== The problem ==
Below are the records; locate each line with the word "through" and copy it.

(Collection entries)
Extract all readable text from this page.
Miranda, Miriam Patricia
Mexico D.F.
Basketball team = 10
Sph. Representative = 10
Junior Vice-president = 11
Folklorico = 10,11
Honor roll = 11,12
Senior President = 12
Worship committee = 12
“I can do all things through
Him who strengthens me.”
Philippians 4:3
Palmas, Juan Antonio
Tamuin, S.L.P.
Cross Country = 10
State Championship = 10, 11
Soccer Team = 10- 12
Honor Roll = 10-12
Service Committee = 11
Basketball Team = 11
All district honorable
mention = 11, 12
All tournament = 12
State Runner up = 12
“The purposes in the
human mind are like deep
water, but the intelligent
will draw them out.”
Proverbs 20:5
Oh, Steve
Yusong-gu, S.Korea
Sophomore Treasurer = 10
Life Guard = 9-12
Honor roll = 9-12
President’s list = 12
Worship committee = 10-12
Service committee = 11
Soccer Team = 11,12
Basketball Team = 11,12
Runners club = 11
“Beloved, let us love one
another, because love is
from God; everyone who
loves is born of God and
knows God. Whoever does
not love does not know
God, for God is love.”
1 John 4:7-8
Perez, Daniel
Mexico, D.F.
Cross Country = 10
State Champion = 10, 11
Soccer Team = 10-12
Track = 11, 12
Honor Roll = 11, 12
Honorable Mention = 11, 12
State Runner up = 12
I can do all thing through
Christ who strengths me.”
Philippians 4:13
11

== Output for this exercise ==
“I can do all things through
I can do all thing through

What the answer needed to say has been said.